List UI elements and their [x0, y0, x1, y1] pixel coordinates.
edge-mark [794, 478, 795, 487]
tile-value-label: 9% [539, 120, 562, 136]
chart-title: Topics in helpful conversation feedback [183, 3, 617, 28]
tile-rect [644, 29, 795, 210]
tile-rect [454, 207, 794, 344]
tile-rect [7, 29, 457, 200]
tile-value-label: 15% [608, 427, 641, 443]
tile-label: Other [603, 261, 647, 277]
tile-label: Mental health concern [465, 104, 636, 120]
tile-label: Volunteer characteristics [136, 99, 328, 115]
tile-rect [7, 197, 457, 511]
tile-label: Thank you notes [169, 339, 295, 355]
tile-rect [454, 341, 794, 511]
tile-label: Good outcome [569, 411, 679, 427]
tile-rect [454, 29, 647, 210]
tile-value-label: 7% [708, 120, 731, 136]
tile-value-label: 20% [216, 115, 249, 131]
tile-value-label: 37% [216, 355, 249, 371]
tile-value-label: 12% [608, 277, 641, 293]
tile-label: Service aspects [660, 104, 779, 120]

Written instruction: Reproduce the items above with every instance of "tile-rect" replaced by "tile-box" and everything else unchanged.

Solution for this exercise:
List UI elements and their [x0, y0, x1, y1] pixel coordinates.
edge-mark [794, 478, 795, 487]
tile-value-label: 9% [539, 120, 562, 136]
chart-title: Topics in helpful conversation feedback [183, 3, 617, 28]
tile-box [644, 29, 795, 210]
tile-box [454, 207, 794, 344]
tile-box [7, 29, 457, 200]
tile-value-label: 15% [608, 427, 641, 443]
tile-label: Other [603, 261, 647, 277]
tile-label: Mental health concern [465, 104, 636, 120]
tile-label: Volunteer characteristics [136, 99, 328, 115]
tile-box [7, 197, 457, 511]
tile-label: Thank you notes [169, 339, 295, 355]
tile-box [454, 341, 794, 511]
tile-label: Good outcome [569, 411, 679, 427]
tile-box [454, 29, 647, 210]
tile-value-label: 7% [708, 120, 731, 136]
tile-value-label: 20% [216, 115, 249, 131]
tile-value-label: 37% [216, 355, 249, 371]
tile-value-label: 12% [608, 277, 641, 293]
tile-label: Service aspects [660, 104, 779, 120]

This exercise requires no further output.